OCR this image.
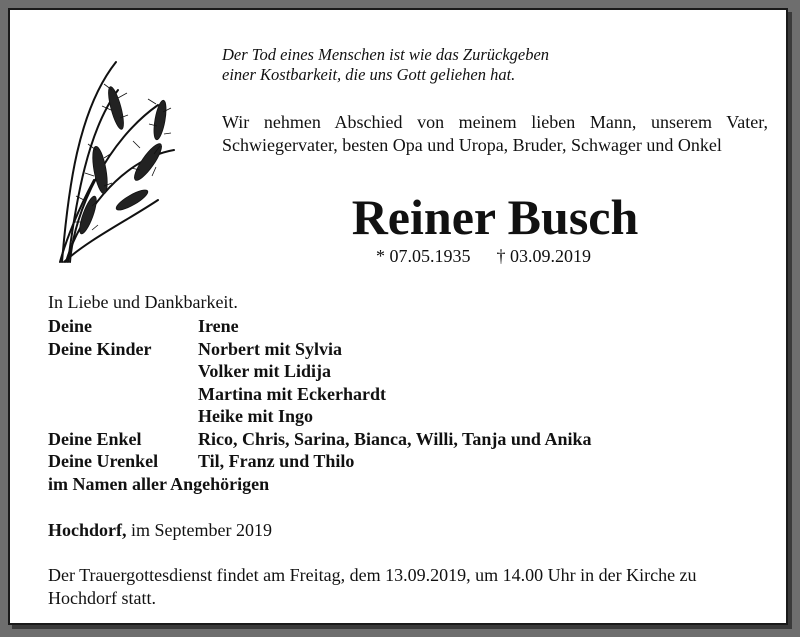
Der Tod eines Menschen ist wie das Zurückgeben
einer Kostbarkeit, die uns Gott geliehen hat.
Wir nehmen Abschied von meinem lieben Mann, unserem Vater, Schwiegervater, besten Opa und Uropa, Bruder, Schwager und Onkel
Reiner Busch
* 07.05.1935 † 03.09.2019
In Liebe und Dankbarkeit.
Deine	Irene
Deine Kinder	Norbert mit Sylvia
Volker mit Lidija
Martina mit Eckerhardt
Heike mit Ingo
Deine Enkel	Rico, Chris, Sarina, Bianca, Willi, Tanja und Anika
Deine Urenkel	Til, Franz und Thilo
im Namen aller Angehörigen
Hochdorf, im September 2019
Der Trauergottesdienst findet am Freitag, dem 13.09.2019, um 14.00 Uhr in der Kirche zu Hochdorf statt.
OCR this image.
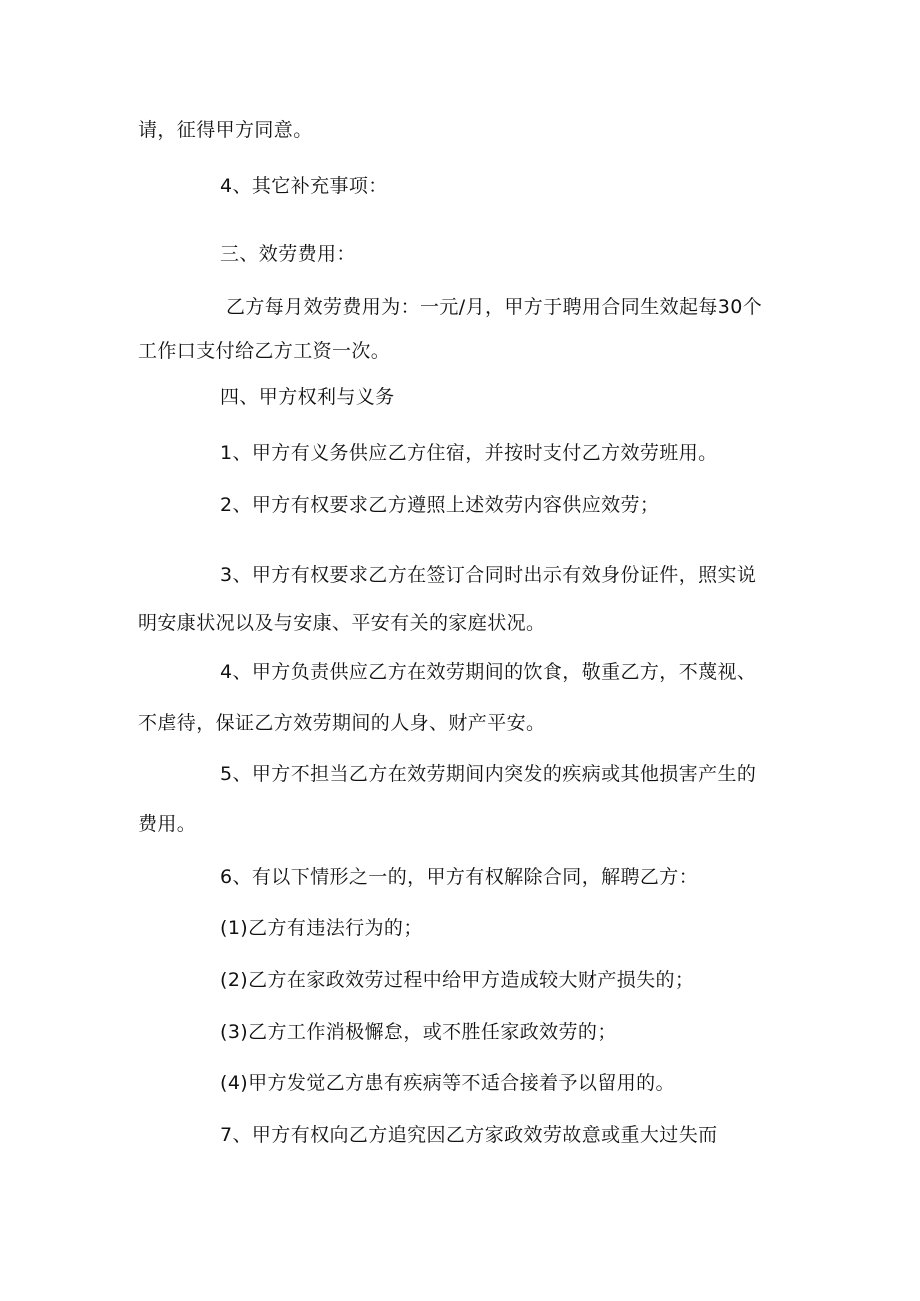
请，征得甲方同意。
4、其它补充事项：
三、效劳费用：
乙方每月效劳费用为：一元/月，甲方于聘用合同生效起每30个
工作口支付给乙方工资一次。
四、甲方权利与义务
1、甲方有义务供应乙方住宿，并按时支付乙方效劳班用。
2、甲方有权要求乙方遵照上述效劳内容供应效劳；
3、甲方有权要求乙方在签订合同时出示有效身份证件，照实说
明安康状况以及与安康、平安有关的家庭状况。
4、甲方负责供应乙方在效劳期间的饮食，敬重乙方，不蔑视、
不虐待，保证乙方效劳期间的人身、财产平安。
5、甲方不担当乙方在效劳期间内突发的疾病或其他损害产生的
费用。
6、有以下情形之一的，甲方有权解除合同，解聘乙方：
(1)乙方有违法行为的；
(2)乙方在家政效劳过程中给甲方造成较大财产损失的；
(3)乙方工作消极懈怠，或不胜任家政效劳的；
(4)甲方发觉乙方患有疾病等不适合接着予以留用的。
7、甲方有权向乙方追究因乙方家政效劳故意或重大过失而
□ □ □
## BRIEF
Every record above should be transcribed exactly; the pictures stay out of the copy.

## SOLUTION
OCR this image.
Der Tod eines Menschen ist wie das Zurückgeben
einer Kostbarkeit, die uns Gott geliehen hat.
Wir nehmen Abschied von meinem lieben Mann, unserem Vater, Schwiegervater, besten Opa und Uropa, Bruder, Schwager und Onkel
Reiner Busch
* 07.05.1935 † 03.09.2019
In Liebe und Dankbarkeit.
Deine	Irene
Deine Kinder	Norbert mit Sylvia
Volker mit Lidija
Martina mit Eckerhardt
Heike mit Ingo
Deine Enkel	Rico, Chris, Sarina, Bianca, Willi, Tanja und Anika
Deine Urenkel	Til, Franz und Thilo
im Namen aller Angehörigen
Hochdorf, im September 2019
Der Trauergottesdienst findet am Freitag, dem 13.09.2019, um 14.00 Uhr in der Kirche zu Hochdorf statt.
OCR this image.
请，征得甲方同意。
4、其它补充事项：
三、效劳费用：
乙方每月效劳费用为：一元/月，甲方于聘用合同生效起每30个
工作口支付给乙方工资一次。
四、甲方权利与义务
1、甲方有义务供应乙方住宿，并按时支付乙方效劳班用。
2、甲方有权要求乙方遵照上述效劳内容供应效劳；
3、甲方有权要求乙方在签订合同时出示有效身份证件，照实说
明安康状况以及与安康、平安有关的家庭状况。
4、甲方负责供应乙方在效劳期间的饮食，敬重乙方，不蔑视、
不虐待，保证乙方效劳期间的人身、财产平安。
5、甲方不担当乙方在效劳期间内突发的疾病或其他损害产生的
费用。
6、有以下情形之一的，甲方有权解除合同，解聘乙方：
(1)乙方有违法行为的；
(2)乙方在家政效劳过程中给甲方造成较大财产损失的；
(3)乙方工作消极懈怠，或不胜任家政效劳的；
(4)甲方发觉乙方患有疾病等不适合接着予以留用的。
7、甲方有权向乙方追究因乙方家政效劳故意或重大过失而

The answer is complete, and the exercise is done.